Short exercise => Reproduce every line of the material below without changing anything.

Supplied records =>
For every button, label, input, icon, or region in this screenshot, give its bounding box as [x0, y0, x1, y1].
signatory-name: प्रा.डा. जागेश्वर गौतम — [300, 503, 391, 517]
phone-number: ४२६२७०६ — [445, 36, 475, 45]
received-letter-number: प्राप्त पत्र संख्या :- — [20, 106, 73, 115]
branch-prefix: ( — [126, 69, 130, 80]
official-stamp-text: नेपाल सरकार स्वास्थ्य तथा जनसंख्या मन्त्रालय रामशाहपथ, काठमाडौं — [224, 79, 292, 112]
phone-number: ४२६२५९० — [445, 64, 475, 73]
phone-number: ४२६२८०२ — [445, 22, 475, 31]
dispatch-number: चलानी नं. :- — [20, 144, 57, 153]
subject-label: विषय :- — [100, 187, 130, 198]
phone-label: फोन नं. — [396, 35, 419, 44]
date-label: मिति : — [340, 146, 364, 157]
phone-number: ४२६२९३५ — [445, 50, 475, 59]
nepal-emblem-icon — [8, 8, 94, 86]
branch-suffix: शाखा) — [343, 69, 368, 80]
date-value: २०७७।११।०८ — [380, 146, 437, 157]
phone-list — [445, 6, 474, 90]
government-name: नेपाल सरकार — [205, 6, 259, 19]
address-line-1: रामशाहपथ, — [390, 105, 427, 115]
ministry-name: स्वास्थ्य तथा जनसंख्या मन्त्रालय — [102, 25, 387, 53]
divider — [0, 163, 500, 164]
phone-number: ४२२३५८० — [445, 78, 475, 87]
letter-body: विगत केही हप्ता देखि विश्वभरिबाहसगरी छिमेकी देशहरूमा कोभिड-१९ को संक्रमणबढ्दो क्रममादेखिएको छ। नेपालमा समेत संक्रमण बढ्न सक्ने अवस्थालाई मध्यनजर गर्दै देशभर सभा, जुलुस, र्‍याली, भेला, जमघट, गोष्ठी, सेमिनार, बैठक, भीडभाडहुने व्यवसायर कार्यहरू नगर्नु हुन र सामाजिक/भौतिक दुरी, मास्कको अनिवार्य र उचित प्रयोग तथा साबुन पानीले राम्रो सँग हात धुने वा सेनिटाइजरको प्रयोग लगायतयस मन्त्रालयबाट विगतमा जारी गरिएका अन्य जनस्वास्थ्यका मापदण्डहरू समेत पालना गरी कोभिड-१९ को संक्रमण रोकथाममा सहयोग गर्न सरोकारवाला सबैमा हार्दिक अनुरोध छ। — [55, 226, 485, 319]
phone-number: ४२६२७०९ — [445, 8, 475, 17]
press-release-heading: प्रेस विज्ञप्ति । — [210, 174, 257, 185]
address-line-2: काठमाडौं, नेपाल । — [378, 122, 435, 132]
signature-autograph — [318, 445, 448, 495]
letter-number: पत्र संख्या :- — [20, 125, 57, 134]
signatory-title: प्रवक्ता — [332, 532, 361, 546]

Written solution =>
For every button, label, input, icon, or region in this screenshot, give its bounding box as [x0, y0, x1, y1].
signatory-name: प्रा.डा. जागेश्वर गौतम — [300, 503, 391, 517]
phone-number: ४२६२७०६ — [445, 36, 475, 45]
received-letter-number: प्राप्त पत्र संख्या :- — [20, 106, 73, 115]
branch-prefix: ( — [126, 69, 130, 80]
official-stamp-text: नेपाल सरकार स्वास्थ्य तथा जनसंख्या मन्त्रालय रामशाहपथ, काठमाडौं — [224, 79, 292, 112]
phone-number: ४२६२५९० — [445, 64, 475, 73]
phone-number: ४२६२८०२ — [445, 22, 475, 31]
dispatch-number: चलानी नं. :- — [20, 144, 57, 153]
subject-label: विषय :- — [100, 187, 130, 198]
phone-label: फोन नं. — [396, 35, 419, 44]
date-label: मिति : — [340, 146, 364, 157]
phone-number: ४२६२९३५ — [445, 50, 475, 59]
nepal-emblem-icon — [8, 8, 94, 86]
branch-suffix: शाखा) — [343, 69, 368, 80]
date-value: २०७७।११।०८ — [380, 146, 437, 157]
phone-list — [445, 6, 474, 90]
government-name: नेपाल सरकार — [205, 6, 259, 19]
address-line-1: रामशाहपथ, — [390, 105, 427, 115]
ministry-name: स्वास्थ्य तथा जनसंख्या मन्त्रालय — [102, 25, 387, 53]
divider — [0, 163, 500, 164]
phone-number: ४२२३५८० — [445, 78, 475, 87]
letter-body: विगत केही हप्ता देखि विश्वभरिबाहसगरी छिमेकी देशहरूमा कोभिड-१९ को संक्रमणबढ्दो क्रममादेखिएको छ। नेपालमा समेत संक्रमण बढ्न सक्ने अवस्थालाई मध्यनजर गर्दै देशभर सभा, जुलुस, र्‍याली, भेला, जमघट, गोष्ठी, सेमिनार, बैठक, भीडभाडहुने व्यवसायर कार्यहरू नगर्नु हुन र सामाजिक/भौतिक दुरी, मास्कको अनिवार्य र उचित प्रयोग तथा साबुन पानीले राम्रो सँग हात धुने वा सेनिटाइजरको प्रयोग लगायतयस मन्त्रालयबाट विगतमा जारी गरिएका अन्य जनस्वास्थ्यका मापदण्डहरू समेत पालना गरी कोभिड-१९ को संक्रमण रोकथाममा सहयोग गर्न सरोकारवाला सबैमा हार्दिक अनुरोध छ। — [55, 226, 485, 319]
phone-number: ४२६२७०९ — [445, 8, 475, 17]
press-release-heading: प्रेस विज्ञप्ति । — [210, 174, 257, 185]
address-line-2: काठमाडौं, नेपाल । — [378, 122, 435, 132]
signature-autograph — [318, 445, 448, 495]
letter-number: पत्र संख्या :- — [20, 125, 57, 134]
signatory-title: प्रवक्ता — [332, 532, 361, 546]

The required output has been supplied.